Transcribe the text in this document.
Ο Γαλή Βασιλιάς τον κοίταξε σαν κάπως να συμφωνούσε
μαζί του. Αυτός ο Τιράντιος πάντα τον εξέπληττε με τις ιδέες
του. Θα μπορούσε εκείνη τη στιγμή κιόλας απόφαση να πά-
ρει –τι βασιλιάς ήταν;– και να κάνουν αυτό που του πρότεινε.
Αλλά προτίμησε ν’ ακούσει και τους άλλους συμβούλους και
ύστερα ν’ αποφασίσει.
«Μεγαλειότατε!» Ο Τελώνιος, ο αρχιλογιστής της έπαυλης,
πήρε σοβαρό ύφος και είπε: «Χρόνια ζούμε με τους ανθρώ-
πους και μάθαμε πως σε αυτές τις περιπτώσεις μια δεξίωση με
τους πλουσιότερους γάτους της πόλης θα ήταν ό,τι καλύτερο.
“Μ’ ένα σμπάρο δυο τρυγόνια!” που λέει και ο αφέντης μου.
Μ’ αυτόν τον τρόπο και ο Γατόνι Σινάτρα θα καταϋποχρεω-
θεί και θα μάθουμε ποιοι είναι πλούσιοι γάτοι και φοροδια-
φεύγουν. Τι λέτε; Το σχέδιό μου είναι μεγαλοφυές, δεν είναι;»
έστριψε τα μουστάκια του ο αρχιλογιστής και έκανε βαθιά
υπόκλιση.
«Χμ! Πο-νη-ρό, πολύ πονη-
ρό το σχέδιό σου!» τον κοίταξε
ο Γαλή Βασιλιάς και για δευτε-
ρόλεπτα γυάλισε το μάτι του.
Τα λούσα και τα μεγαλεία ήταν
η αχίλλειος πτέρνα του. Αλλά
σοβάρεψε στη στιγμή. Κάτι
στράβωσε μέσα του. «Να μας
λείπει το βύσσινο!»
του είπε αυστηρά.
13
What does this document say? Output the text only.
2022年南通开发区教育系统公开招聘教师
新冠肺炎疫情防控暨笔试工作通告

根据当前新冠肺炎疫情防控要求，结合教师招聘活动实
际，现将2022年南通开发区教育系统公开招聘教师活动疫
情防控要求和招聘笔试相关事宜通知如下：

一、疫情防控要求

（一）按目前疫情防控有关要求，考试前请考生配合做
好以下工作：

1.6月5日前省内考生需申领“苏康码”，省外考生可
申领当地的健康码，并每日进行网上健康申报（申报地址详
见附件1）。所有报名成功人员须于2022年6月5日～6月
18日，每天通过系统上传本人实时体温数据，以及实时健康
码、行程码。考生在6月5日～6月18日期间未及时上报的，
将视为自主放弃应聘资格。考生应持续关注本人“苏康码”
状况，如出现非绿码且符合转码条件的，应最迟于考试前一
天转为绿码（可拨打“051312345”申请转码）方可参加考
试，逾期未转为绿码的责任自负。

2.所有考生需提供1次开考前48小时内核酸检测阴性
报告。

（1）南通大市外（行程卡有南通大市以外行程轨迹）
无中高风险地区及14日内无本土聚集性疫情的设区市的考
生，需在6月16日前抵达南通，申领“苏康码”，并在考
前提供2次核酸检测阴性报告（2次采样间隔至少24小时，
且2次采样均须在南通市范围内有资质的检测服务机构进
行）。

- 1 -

****

Work required:
Word for word, restate all of the data shown above.

Exercise solution:
Transcribe the text in this document.
Ο Γαλή Βασιλιάς τον κοίταξε σαν κάπως να συμφωνούσε
μαζί του. Αυτός ο Τιράντιος πάντα τον εξέπληττε με τις ιδέες
του. Θα μπορούσε εκείνη τη στιγμή κιόλας απόφαση να πά-
ρει –τι βασιλιάς ήταν;– και να κάνουν αυτό που του πρότεινε.
Αλλά προτίμησε ν’ ακούσει και τους άλλους συμβούλους και
ύστερα ν’ αποφασίσει.
«Μεγαλειότατε!» Ο Τελώνιος, ο αρχιλογιστής της έπαυλης,
πήρε σοβαρό ύφος και είπε: «Χρόνια ζούμε με τους ανθρώ-
πους και μάθαμε πως σε αυτές τις περιπτώσεις μια δεξίωση με
τους πλουσιότερους γάτους της πόλης θα ήταν ό,τι καλύτερο.
“Μ’ ένα σμπάρο δυο τρυγόνια!” που λέει και ο αφέντης μου.
Μ’ αυτόν τον τρόπο και ο Γατόνι Σινάτρα θα καταϋποχρεω-
θεί και θα μάθουμε ποιοι είναι πλούσιοι γάτοι και φοροδια-
φεύγουν. Τι λέτε; Το σχέδιό μου είναι μεγαλοφυές, δεν είναι;»
έστριψε τα μουστάκια του ο αρχιλογιστής και έκανε βαθιά
υπόκλιση.
«Χμ! Πο-νη-ρό, πολύ πονη-
ρό το σχέδιό σου!» τον κοίταξε
ο Γαλή Βασιλιάς και για δευτε-
ρόλεπτα γυάλισε το μάτι του.
Τα λούσα και τα μεγαλεία ήταν
η αχίλλειος πτέρνα του. Αλλά
σοβάρεψε στη στιγμή. Κάτι
στράβωσε μέσα του. «Να μας
λείπει το βύσσινο!»
του είπε αυστηρά.
13
What does this document say? Output the text only.
2022年南通开发区教育系统公开招聘教师
新冠肺炎疫情防控暨笔试工作通告

根据当前新冠肺炎疫情防控要求，结合教师招聘活动实
际，现将2022年南通开发区教育系统公开招聘教师活动疫
情防控要求和招聘笔试相关事宜通知如下：

一、疫情防控要求

（一）按目前疫情防控有关要求，考试前请考生配合做
好以下工作：

1.6月5日前省内考生需申领“苏康码”，省外考生可
申领当地的健康码，并每日进行网上健康申报（申报地址详
见附件1）。所有报名成功人员须于2022年6月5日～6月
18日，每天通过系统上传本人实时体温数据，以及实时健康
码、行程码。考生在6月5日～6月18日期间未及时上报的，
将视为自主放弃应聘资格。考生应持续关注本人“苏康码”
状况，如出现非绿码且符合转码条件的，应最迟于考试前一
天转为绿码（可拨打“051312345”申请转码）方可参加考
试，逾期未转为绿码的责任自负。

2.所有考生需提供1次开考前48小时内核酸检测阴性
报告。

（1）南通大市外（行程卡有南通大市以外行程轨迹）
无中高风险地区及14日内无本土聚集性疫情的设区市的考
生，需在6月16日前抵达南通，申领“苏康码”，并在考
前提供2次核酸检测阴性报告（2次采样间隔至少24小时，
且2次采样均须在南通市范围内有资质的检测服务机构进
行）。

- 1 -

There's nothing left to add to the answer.